Lines containing the string "structured" are to be counted. Write only how many there are.
- - - - -
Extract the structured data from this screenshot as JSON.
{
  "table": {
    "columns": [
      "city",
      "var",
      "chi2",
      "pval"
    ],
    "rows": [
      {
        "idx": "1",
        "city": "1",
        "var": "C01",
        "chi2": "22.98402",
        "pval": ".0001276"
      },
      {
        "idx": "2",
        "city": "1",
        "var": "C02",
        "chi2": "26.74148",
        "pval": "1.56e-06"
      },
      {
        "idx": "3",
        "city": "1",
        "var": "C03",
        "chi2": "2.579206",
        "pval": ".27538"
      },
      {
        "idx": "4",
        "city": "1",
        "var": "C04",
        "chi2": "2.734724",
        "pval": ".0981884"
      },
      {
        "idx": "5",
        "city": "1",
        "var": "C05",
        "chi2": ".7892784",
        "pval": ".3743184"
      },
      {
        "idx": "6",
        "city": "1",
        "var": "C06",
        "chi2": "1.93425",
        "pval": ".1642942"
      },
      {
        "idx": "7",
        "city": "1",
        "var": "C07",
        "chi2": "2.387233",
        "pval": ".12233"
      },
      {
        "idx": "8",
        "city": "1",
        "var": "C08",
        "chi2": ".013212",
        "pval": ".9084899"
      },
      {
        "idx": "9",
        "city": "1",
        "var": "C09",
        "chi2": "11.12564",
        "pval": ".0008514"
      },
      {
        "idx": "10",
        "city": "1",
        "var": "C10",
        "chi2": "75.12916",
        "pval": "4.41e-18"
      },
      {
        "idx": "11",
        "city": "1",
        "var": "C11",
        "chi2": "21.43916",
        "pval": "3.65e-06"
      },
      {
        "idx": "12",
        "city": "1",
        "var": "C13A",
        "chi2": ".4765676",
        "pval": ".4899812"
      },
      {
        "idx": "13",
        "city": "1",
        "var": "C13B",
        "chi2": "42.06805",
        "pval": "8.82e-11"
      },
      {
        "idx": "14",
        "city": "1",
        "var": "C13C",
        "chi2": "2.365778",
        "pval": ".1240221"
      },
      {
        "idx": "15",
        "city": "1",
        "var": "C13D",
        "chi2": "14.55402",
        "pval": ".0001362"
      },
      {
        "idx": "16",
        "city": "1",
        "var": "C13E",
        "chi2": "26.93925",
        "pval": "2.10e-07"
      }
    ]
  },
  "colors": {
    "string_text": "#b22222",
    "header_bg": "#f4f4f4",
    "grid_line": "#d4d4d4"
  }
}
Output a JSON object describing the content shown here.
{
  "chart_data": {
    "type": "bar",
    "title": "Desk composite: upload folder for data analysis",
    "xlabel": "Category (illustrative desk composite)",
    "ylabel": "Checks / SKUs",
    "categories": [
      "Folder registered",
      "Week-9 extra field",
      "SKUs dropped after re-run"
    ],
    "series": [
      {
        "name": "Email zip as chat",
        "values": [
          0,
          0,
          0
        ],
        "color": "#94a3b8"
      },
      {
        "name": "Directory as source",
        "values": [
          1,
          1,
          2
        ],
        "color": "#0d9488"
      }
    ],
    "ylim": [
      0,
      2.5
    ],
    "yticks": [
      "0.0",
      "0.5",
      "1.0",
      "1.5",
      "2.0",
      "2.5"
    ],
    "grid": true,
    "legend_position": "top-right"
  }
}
- - - - -
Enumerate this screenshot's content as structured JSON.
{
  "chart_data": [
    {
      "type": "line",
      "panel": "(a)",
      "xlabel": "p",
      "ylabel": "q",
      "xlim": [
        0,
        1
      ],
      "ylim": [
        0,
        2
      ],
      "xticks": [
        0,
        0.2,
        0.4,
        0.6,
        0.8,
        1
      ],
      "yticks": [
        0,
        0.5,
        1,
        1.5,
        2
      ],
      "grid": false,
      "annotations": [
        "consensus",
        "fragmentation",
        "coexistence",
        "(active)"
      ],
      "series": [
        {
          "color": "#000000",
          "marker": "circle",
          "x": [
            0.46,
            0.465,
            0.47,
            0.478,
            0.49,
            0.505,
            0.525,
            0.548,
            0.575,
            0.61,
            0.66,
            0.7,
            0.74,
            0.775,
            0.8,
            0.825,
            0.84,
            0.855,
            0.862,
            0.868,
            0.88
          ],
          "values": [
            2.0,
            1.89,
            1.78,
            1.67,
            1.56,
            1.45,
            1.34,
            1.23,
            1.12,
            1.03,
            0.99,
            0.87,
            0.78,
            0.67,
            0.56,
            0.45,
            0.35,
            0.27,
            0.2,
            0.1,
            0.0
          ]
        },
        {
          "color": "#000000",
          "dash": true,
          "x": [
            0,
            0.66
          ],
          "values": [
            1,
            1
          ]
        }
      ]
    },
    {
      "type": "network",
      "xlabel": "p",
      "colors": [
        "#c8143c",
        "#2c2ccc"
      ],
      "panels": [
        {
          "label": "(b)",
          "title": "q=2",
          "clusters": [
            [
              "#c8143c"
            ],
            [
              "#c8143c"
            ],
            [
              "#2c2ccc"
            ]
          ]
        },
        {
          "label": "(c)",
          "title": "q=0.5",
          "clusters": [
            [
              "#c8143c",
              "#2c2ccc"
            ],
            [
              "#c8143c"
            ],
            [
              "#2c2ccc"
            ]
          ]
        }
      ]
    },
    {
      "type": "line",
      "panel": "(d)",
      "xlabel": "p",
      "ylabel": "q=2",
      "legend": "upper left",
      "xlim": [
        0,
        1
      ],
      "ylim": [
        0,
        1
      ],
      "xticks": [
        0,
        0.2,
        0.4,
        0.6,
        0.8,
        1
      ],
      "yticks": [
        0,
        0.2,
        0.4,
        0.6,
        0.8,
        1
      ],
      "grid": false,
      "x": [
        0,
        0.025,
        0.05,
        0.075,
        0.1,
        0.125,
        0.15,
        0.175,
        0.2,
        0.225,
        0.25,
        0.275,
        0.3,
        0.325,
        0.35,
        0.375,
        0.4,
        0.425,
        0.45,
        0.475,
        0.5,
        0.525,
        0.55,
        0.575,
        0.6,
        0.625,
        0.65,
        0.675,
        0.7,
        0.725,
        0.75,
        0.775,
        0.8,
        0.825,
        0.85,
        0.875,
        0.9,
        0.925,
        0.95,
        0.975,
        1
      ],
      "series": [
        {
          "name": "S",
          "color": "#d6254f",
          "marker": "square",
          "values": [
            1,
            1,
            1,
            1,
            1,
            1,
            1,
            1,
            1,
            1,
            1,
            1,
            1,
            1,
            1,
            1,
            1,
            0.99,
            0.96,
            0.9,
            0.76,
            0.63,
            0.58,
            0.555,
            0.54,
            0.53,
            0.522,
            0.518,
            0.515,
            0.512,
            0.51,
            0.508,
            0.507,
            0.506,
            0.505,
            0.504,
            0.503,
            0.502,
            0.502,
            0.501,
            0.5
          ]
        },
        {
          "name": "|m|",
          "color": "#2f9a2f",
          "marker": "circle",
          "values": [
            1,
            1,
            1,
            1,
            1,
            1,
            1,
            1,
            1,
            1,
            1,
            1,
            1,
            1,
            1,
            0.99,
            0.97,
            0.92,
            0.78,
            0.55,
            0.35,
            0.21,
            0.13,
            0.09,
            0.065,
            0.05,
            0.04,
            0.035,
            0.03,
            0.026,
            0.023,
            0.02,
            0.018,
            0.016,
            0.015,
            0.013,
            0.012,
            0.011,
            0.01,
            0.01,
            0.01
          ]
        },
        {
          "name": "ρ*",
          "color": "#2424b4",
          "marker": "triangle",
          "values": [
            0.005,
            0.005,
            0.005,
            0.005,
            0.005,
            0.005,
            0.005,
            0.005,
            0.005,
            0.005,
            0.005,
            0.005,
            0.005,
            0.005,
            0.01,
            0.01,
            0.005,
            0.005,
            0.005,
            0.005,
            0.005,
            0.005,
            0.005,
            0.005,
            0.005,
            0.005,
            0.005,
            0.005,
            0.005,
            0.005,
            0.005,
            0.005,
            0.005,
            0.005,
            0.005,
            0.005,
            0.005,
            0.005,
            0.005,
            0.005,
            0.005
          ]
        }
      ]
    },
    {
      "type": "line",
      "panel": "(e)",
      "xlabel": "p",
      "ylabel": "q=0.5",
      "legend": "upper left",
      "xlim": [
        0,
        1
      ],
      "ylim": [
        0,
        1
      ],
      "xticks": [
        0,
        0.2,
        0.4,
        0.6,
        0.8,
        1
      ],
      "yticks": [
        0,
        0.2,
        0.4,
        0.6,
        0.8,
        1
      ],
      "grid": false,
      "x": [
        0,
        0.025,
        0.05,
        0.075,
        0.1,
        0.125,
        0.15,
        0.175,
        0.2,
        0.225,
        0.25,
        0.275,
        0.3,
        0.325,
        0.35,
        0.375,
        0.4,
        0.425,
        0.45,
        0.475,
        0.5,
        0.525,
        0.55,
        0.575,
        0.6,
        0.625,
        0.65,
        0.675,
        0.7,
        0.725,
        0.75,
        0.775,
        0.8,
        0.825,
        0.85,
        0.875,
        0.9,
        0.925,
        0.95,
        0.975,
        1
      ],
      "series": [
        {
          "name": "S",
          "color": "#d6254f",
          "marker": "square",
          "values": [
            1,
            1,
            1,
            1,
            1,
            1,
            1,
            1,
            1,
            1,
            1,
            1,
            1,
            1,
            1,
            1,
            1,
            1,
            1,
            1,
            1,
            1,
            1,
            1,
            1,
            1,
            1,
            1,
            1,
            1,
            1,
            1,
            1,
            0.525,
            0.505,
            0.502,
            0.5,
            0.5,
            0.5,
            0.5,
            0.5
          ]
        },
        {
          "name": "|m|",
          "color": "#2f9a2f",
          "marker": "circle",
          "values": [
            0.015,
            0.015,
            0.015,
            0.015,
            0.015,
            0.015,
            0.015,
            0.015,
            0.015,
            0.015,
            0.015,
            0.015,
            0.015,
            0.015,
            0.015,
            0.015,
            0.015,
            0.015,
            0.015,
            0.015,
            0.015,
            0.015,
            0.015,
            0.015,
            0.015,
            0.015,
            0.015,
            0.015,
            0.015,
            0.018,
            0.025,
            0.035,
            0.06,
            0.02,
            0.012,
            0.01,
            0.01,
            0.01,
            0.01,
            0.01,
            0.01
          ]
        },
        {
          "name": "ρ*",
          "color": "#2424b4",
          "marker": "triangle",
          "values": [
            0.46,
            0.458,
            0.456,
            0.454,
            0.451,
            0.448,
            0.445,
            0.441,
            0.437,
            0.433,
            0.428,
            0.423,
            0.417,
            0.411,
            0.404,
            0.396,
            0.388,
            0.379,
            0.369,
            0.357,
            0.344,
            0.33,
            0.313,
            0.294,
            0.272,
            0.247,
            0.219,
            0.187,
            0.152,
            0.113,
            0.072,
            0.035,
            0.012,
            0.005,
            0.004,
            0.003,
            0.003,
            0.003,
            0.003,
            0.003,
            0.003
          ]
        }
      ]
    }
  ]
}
- - - - -
__The answer__. 2